» Short exercise
In the passage about Fox News and Dominion, rewrite the paragraph that begins "Following the fraudulent claims" as a short bulleted list that keeps its main facts.
— START OF Reading passage —
If you’ve poked your head into the madhouse that is right-wing media anytime in the last three years, you’ve undoubtedly heard a lot about Dominion voting machines. Following the 2020 election, Fox News and Newsmax made false claims that Dominion voting machines had switched votes from Donald Trump to Joe Biden, and were therefore the reason Trump lost the election. While these claims were dubious to begin with, we now know they were 100% false, as admitted by the Fox News anchors who pushed them.
Following the fraudulent claims, Dominion sued Fox News for $1.6 billion, citing the network’s coverage as purposeful malice. Dominion is claiming Fox knew the charges were bogus but purported them anyway. The case is currently in the discovery phase of the trial, which has unearthed text messages from Fox News personalities Tucker Carlson, Laura Ingraham, and Sean Hannity that show the hosts knew the claims were false. Yet show after show these three gave credence to the conspiracy of rigged Dominion machines to placate their viewership.
Rather than beat the dead horse that Fox News is a unique detriment to society, I find this whole episode an indictment of the for-profit model of journalism* (if we can even call it that). As these text messages show, Fox News, the most-watched network in the country, was purposefully lying to its audience to keep them engaged.
Yes, Fox News is one-of-a-kind, but the source of its absurdity is not unique to the Right. As the for-profit model puts every other journalistic entity at risk of similar failings, the press will not be free until the profit motive is eliminated.
The Problems with For-Profit Media
There’s no rational observer who will read these texts and maintain Fox News is an honest actor committed to honest journalism. The network’s “stars” (I call them that because Fox News has repeatedly defended itself in court as an entertainment network, not a news network) are in it for themselves, as evidenced by Tucker Carlson’s ‘stock price” text.
— END OF Reading passage —
— START OF Records provided —
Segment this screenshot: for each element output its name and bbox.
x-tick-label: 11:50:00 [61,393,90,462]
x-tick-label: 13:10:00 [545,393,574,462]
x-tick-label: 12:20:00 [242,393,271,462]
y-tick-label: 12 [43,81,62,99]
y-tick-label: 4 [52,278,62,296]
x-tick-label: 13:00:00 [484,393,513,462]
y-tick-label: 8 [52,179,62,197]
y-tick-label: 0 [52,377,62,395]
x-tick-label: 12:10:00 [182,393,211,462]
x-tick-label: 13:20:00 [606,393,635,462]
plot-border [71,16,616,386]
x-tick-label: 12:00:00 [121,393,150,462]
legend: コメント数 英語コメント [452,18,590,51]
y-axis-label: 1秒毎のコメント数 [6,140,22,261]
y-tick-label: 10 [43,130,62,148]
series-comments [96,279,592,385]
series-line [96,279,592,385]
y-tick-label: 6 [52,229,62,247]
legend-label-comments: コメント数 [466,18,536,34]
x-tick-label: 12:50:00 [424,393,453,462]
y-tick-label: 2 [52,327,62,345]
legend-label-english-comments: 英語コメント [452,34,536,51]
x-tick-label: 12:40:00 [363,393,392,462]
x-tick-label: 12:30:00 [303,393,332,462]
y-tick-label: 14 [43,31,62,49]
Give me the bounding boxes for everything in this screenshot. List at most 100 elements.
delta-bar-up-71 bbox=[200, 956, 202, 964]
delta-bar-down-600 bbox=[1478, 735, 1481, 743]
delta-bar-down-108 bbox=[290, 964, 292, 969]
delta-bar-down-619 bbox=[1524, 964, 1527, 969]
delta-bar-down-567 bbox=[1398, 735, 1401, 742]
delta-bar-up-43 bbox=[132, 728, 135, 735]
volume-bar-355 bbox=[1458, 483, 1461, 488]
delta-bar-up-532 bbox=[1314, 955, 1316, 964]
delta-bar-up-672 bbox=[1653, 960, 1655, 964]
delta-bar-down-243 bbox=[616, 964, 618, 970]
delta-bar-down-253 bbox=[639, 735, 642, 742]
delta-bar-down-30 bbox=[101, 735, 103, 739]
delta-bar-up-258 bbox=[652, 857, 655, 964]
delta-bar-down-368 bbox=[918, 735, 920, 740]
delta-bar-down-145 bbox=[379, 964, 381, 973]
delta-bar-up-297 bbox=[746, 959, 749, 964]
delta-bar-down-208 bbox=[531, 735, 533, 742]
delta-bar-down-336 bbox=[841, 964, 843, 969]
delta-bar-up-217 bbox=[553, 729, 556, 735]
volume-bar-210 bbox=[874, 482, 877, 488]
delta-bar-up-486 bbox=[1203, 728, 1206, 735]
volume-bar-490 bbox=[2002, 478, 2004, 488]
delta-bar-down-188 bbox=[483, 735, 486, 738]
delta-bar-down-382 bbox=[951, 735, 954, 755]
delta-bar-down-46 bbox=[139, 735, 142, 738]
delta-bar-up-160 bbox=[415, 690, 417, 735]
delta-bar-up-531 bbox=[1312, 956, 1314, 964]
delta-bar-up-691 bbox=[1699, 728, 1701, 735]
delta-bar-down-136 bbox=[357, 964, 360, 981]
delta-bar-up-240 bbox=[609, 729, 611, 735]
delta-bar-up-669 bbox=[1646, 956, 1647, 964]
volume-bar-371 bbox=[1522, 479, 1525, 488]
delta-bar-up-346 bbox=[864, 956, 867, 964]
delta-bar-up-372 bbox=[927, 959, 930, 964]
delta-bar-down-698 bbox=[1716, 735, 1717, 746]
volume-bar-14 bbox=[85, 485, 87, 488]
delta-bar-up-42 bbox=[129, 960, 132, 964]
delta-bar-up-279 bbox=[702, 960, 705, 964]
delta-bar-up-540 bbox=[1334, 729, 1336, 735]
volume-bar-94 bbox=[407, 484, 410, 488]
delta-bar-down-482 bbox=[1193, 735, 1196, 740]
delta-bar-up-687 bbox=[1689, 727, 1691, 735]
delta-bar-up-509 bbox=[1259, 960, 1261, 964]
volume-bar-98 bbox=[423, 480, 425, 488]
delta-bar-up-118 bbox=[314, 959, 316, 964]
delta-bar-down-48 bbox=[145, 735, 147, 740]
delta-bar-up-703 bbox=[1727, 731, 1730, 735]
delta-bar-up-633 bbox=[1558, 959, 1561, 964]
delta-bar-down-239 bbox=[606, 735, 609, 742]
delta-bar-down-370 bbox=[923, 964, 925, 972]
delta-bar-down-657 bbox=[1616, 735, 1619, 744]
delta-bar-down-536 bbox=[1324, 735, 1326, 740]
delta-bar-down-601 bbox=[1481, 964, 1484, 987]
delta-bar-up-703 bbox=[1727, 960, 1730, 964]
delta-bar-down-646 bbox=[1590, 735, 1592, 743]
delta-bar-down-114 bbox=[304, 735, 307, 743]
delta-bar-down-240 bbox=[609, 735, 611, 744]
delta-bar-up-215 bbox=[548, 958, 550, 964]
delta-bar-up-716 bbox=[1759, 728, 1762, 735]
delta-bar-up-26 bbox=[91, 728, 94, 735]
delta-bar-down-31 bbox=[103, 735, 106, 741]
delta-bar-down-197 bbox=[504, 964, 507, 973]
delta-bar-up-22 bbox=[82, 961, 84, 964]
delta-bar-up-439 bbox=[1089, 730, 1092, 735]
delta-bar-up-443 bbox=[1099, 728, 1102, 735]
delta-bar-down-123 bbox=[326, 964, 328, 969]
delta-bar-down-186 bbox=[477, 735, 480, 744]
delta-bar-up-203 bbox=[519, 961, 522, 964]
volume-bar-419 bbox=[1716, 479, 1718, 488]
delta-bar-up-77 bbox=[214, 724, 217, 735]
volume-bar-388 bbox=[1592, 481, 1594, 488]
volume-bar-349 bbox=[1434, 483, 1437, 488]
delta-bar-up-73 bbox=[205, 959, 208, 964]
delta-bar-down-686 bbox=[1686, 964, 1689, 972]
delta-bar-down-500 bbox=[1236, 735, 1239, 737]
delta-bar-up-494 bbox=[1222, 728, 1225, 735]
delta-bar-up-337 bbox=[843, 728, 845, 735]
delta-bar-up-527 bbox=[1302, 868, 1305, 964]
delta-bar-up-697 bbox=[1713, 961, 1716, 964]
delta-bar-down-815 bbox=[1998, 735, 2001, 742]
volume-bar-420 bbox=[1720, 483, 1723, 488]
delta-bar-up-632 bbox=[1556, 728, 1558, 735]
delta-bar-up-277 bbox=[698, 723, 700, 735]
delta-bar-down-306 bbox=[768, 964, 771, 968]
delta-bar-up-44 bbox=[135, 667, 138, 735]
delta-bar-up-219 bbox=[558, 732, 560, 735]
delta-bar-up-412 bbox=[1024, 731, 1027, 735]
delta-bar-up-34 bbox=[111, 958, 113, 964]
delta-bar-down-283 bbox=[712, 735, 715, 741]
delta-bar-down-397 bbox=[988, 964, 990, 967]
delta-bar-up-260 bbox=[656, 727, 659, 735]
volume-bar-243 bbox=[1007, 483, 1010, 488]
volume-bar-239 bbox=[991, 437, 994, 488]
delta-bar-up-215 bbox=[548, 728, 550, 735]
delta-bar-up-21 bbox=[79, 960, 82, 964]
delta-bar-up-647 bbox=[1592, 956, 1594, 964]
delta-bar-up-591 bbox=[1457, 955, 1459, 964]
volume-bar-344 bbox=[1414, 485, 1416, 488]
— END OF Records provided —
» Solution for this exercise
- Dominion sued Fox News for $1.6 billion, citing the network's coverage as purposeful malice.
- Dominion claims Fox knew the charges were bogus but aired them anyway.
- The case is in the discovery phase, which has turned up text messages from Tucker Carlson, Laura Ingraham, and Sean Hannity showing the hosts knew the claims were false.
- Even so, those three hosts lent credence to the rigged-machine conspiracy show after show to placate their viewers.